→ **Problem details**
From the entries provided below, copy each line that contains the word "RANZCR".

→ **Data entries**

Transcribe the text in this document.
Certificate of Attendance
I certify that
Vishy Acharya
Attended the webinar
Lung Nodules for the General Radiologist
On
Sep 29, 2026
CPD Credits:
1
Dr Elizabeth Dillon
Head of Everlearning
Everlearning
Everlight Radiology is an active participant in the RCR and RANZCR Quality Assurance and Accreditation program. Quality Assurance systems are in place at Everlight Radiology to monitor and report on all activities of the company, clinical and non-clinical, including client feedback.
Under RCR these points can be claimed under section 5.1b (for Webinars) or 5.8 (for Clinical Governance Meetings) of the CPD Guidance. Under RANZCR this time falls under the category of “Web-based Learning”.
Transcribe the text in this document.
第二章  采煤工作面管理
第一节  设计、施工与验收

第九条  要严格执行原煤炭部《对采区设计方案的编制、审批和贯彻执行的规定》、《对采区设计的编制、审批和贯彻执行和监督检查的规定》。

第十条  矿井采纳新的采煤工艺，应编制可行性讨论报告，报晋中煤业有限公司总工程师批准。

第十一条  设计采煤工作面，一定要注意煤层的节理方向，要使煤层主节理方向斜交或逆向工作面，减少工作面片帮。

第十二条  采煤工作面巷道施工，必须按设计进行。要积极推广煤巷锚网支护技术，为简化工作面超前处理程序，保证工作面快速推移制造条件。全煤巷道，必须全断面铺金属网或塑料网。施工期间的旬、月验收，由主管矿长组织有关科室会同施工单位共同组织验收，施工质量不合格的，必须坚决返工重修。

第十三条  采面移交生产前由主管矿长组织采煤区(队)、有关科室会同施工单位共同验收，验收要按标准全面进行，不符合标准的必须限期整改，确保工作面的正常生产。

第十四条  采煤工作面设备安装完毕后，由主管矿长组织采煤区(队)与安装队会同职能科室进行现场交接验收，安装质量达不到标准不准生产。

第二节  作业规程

→ **Problem solution**
Everlight Radiology is an active participant in the RCR and RANZCR Quality Assurance and Accreditation program. Quality Assurance systems are in place at Everlight Radiology to monitor and report on all activities of the company, clinical and non-clinical, including client feedback.
Under RCR these points can be claimed under section 5.1b (for Webinars) or 5.8 (for Clinical Governance Meetings) of the CPD Guidance. Under RANZCR this time falls under the category of “Web-based Learning”.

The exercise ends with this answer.